Given task: Within the records that follow, find every line containing the string "screenshot". Copy those lines.

Figure collection entries
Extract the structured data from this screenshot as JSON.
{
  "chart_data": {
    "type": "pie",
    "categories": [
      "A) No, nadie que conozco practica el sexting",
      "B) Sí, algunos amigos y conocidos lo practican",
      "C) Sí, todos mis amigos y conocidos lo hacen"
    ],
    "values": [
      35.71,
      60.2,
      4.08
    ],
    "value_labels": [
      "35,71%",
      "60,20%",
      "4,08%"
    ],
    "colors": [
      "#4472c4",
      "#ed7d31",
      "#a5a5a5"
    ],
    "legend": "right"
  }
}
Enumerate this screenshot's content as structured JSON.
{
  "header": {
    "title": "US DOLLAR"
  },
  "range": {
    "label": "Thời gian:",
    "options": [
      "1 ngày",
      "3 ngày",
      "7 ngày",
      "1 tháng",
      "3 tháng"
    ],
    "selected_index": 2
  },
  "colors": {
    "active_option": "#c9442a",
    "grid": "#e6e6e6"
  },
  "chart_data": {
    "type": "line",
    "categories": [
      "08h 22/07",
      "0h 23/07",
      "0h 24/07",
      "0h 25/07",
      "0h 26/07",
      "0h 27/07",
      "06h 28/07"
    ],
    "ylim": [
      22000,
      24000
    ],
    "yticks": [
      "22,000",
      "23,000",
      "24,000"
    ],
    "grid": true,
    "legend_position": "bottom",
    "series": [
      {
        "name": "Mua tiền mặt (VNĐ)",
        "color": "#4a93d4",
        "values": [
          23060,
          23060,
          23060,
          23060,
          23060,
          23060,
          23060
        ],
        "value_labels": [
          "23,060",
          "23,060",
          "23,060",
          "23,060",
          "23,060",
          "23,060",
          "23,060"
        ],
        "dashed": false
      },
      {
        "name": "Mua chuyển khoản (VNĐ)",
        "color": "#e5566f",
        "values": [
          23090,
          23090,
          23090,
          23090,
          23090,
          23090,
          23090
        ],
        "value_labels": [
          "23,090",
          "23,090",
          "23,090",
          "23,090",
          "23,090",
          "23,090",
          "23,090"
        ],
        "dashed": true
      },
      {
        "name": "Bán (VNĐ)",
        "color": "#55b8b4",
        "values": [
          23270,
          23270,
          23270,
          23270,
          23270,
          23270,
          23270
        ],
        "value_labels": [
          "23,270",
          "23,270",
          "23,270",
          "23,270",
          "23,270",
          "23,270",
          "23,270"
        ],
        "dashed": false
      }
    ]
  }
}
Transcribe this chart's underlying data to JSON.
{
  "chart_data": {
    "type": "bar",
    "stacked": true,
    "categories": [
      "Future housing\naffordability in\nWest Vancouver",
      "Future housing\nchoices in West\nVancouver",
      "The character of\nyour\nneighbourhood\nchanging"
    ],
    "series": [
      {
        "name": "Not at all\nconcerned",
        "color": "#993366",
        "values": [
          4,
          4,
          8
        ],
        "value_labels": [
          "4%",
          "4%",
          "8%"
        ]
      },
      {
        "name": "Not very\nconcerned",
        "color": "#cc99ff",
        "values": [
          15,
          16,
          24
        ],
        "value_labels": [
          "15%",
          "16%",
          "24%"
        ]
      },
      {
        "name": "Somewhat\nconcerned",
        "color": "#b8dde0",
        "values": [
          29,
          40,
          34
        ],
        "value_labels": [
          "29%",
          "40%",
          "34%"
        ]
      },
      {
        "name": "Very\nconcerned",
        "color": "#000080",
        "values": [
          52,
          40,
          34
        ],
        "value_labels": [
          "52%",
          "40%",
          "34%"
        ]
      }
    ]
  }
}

Written response:
Extract the structured data from this screenshot as JSON.
Enumerate this screenshot's content as structured JSON.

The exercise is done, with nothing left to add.